* **Provided data**:

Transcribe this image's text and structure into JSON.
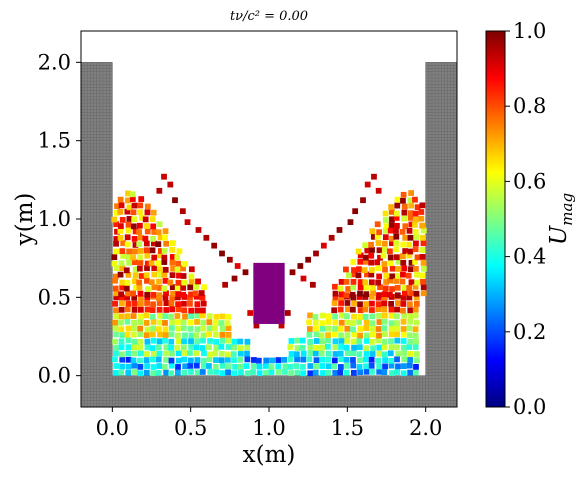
{
  "chart_data": {
    "type": "scatter",
    "title": "tν/c² = 0.00",
    "xlabel": "x(m)",
    "ylabel": "y(m)",
    "xlim": [
      -0.2,
      2.2
    ],
    "ylim": [
      -0.2,
      2.2
    ],
    "x_ticks": [
      "0.0",
      "0.5",
      "1.0",
      "1.5",
      "2.0"
    ],
    "y_ticks": [
      "0.0",
      "0.5",
      "1.0",
      "1.5",
      "2.0"
    ],
    "colorbar": {
      "label": "U_mag",
      "label_main": "U",
      "label_sub": "mag",
      "range": [
        0.0,
        1.0
      ],
      "ticks": [
        "0.0",
        "0.2",
        "0.4",
        "0.6",
        "0.8",
        "1.0"
      ],
      "colormap": "jet"
    },
    "boundary": {
      "color": "#808080",
      "walls": [
        {
          "name": "left-wall",
          "x": [
            -0.2,
            0.0
          ],
          "y": [
            -0.2,
            2.0
          ]
        },
        {
          "name": "right-wall",
          "x": [
            2.0,
            2.2
          ],
          "y": [
            -0.2,
            2.0
          ]
        },
        {
          "name": "floor",
          "x": [
            -0.2,
            2.2
          ],
          "y": [
            -0.2,
            0.0
          ]
        }
      ]
    },
    "obstacle": {
      "color": "#800080",
      "x": [
        0.9,
        1.1
      ],
      "y": [
        0.33,
        0.72
      ]
    },
    "particle_spacing": 0.04,
    "particle_groups": [
      {
        "name": "left-fluid-column",
        "x_range": [
          0.02,
          0.58
        ],
        "y_profile": [
          1.1,
          1.13,
          1.17,
          1.2,
          1.14,
          1.1,
          1.06,
          1.0,
          0.95,
          0.88,
          0.82,
          0.76,
          0.7,
          0.64,
          0.58
        ]
      },
      {
        "name": "right-fluid-column",
        "x_range": [
          1.42,
          1.98
        ],
        "y_profile": [
          0.58,
          0.64,
          0.7,
          0.76,
          0.82,
          0.88,
          0.95,
          1.0,
          1.06,
          1.1,
          1.14,
          1.2,
          1.17,
          1.13,
          1.1
        ]
      },
      {
        "name": "bottom-fluid-layer",
        "x_range": [
          0.02,
          1.98
        ],
        "y_range": [
          0.02,
          0.5
        ]
      }
    ],
    "velocity_model": "U increases with height; bottom layer near 0.2–0.5, upper layers near 0.8–1.0, jets near obstacle top ~1.0"
  }
}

* **Challenge**: Pull out all lines containing the word "fluid" from the entries above.

* **Task answer**:
        "name": "left-fluid-column",
        "name": "right-fluid-column",
        "name": "bottom-fluid-layer",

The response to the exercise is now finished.